• Job
Could you output each line of the data that follows exactly?

[Extracted data entries]

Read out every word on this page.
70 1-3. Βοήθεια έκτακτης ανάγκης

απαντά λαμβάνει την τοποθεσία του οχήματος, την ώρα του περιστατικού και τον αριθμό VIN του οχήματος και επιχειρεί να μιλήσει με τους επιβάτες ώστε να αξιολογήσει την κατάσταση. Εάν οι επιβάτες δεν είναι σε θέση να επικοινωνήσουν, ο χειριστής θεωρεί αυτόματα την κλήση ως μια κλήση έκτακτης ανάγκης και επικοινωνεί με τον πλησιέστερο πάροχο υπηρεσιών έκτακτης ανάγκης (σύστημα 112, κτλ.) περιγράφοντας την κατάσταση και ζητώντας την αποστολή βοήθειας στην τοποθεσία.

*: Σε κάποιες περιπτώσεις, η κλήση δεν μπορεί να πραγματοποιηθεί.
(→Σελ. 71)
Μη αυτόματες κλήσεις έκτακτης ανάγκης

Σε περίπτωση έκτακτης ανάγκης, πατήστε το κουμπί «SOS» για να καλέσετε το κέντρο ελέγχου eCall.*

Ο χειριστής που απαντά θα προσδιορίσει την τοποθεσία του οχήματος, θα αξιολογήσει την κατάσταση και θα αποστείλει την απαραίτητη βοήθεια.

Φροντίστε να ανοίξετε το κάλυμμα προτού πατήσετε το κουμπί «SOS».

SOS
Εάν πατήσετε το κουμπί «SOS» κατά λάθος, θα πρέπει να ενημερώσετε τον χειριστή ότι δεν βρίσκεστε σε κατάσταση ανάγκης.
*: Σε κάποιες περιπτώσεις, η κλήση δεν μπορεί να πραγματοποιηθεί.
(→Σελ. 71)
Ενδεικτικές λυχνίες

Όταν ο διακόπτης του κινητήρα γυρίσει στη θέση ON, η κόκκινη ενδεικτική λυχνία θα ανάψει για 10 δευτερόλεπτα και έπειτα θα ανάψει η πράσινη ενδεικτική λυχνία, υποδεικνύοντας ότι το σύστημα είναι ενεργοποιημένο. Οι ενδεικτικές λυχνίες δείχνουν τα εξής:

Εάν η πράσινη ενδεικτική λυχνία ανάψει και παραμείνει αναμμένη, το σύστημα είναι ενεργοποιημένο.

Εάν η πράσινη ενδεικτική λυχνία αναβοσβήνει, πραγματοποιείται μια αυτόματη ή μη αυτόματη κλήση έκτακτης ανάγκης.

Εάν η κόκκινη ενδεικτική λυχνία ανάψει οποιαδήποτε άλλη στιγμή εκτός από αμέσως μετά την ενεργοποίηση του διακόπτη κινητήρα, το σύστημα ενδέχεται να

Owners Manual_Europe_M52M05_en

• Problem solution
Read out every word on this page.
70 1-3. Βοήθεια έκτακτης ανάγκης

απαντά λαμβάνει την τοποθεσία του οχήματος, την ώρα του περιστατικού και τον αριθμό VIN του οχήματος και επιχειρεί να μιλήσει με τους επιβάτες ώστε να αξιολογήσει την κατάσταση. Εάν οι επιβάτες δεν είναι σε θέση να επικοινωνήσουν, ο χειριστής θεωρεί αυτόματα την κλήση ως μια κλήση έκτακτης ανάγκης και επικοινωνεί με τον πλησιέστερο πάροχο υπηρεσιών έκτακτης ανάγκης (σύστημα 112, κτλ.) περιγράφοντας την κατάσταση και ζητώντας την αποστολή βοήθειας στην τοποθεσία.

*: Σε κάποιες περιπτώσεις, η κλήση δεν μπορεί να πραγματοποιηθεί.
(→Σελ. 71)
Μη αυτόματες κλήσεις έκτακτης ανάγκης

Σε περίπτωση έκτακτης ανάγκης, πατήστε το κουμπί «SOS» για να καλέσετε το κέντρο ελέγχου eCall.*

Ο χειριστής που απαντά θα προσδιορίσει την τοποθεσία του οχήματος, θα αξιολογήσει την κατάσταση και θα αποστείλει την απαραίτητη βοήθεια.

Φροντίστε να ανοίξετε το κάλυμμα προτού πατήσετε το κουμπί «SOS».

SOS
Εάν πατήσετε το κουμπί «SOS» κατά λάθος, θα πρέπει να ενημερώσετε τον χειριστή ότι δεν βρίσκεστε σε κατάσταση ανάγκης.
*: Σε κάποιες περιπτώσεις, η κλήση δεν μπορεί να πραγματοποιηθεί.
(→Σελ. 71)
Ενδεικτικές λυχνίες

Όταν ο διακόπτης του κινητήρα γυρίσει στη θέση ON, η κόκκινη ενδεικτική λυχνία θα ανάψει για 10 δευτερόλεπτα και έπειτα θα ανάψει η πράσινη ενδεικτική λυχνία, υποδεικνύοντας ότι το σύστημα είναι ενεργοποιημένο. Οι ενδεικτικές λυχνίες δείχνουν τα εξής:

Εάν η πράσινη ενδεικτική λυχνία ανάψει και παραμείνει αναμμένη, το σύστημα είναι ενεργοποιημένο.

Εάν η πράσινη ενδεικτική λυχνία αναβοσβήνει, πραγματοποιείται μια αυτόματη ή μη αυτόματη κλήση έκτακτης ανάγκης.

Εάν η κόκκινη ενδεικτική λυχνία ανάψει οποιαδήποτε άλλη στιγμή εκτός από αμέσως μετά την ενεργοποίηση του διακόπτη κινητήρα, το σύστημα ενδέχεται να

Owners Manual_Europe_M52M05_en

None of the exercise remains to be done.